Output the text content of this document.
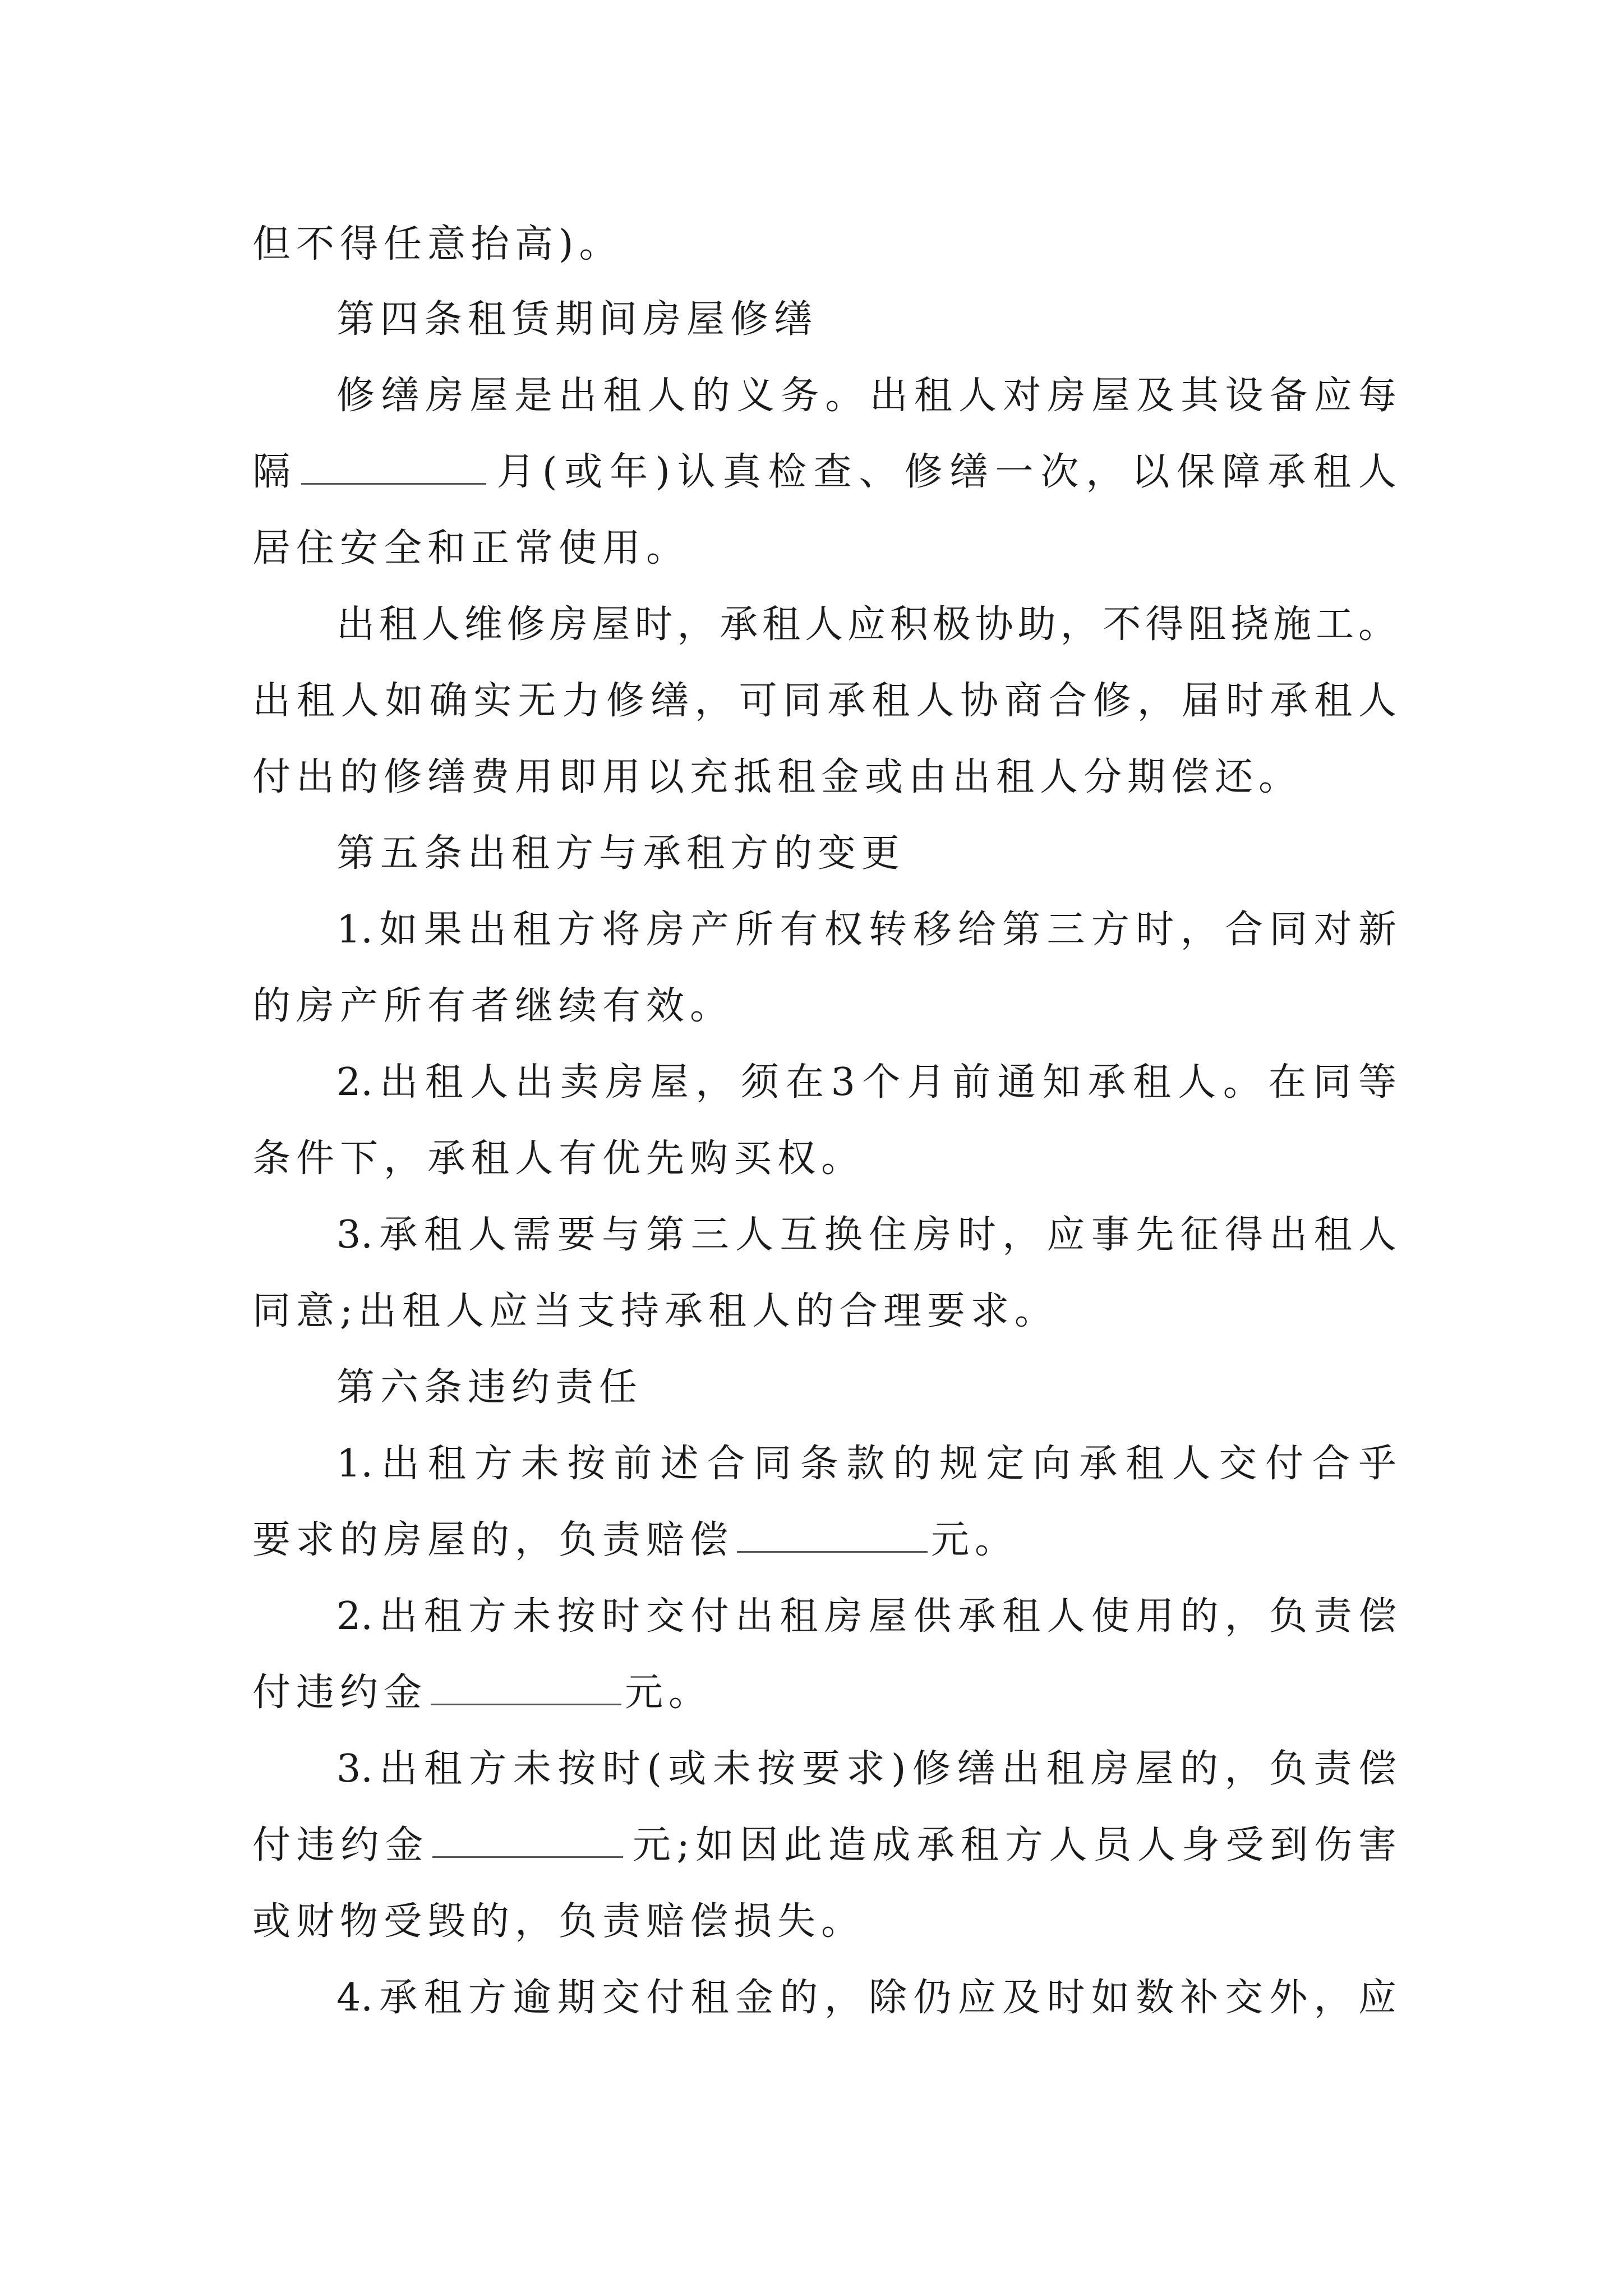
但不得任意抬高)。
第四条租赁期间房屋修缮
修缮房屋是出租人的义务。出租人对房屋及其设备应每
隔	月(或年)认真检查、修缮一次，以保障承租人
居住安全和正常使用。
出租人维修房屋时，承租人应积极协助，不得阻挠施工。
出租人如确实无力修缮，可同承租人协商合修，届时承租人
付出的修缮费用即用以充抵租金或由出租人分期偿还。
第五条出租方与承租方的变更
1.如果出租方将房产所有权转移给第三方时，合同对新
的房产所有者继续有效。
2.出租人出卖房屋，须在3个月前通知承租人。在同等
条件下，承租人有优先购买权。
3.承租人需要与第三人互换住房时，应事先征得出租人
同意;出租人应当支持承租人的合理要求。
第六条违约责任
1.出租方未按前述合同条款的规定向承租人交付合乎
要求的房屋的，负责赔偿	元。
2.出租方未按时交付出租房屋供承租人使用的，负责偿
付违约金	元。
3.出租方未按时(或未按要求)修缮出租房屋的，负责偿
付违约金	元;如因此造成承租方人员人身受到伤害
或财物受毁的，负责赔偿损失。
4.承租方逾期交付租金的，除仍应及时如数补交外，应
^^^^
Challenge:
With the pictures left out, transcribe the material exactly.

Written reply:
Output the text content of this document.
但不得任意抬高)。
第四条租赁期间房屋修缮
修缮房屋是出租人的义务。出租人对房屋及其设备应每
隔	月(或年)认真检查、修缮一次，以保障承租人
居住安全和正常使用。
出租人维修房屋时，承租人应积极协助，不得阻挠施工。
出租人如确实无力修缮，可同承租人协商合修，届时承租人
付出的修缮费用即用以充抵租金或由出租人分期偿还。
第五条出租方与承租方的变更
1.如果出租方将房产所有权转移给第三方时，合同对新
的房产所有者继续有效。
2.出租人出卖房屋，须在3个月前通知承租人。在同等
条件下，承租人有优先购买权。
3.承租人需要与第三人互换住房时，应事先征得出租人
同意;出租人应当支持承租人的合理要求。
第六条违约责任
1.出租方未按前述合同条款的规定向承租人交付合乎
要求的房屋的，负责赔偿	元。
2.出租方未按时交付出租房屋供承租人使用的，负责偿
付违约金	元。
3.出租方未按时(或未按要求)修缮出租房屋的，负责偿
付违约金	元;如因此造成承租方人员人身受到伤害
或财物受毁的，负责赔偿损失。
4.承租方逾期交付租金的，除仍应及时如数补交外，应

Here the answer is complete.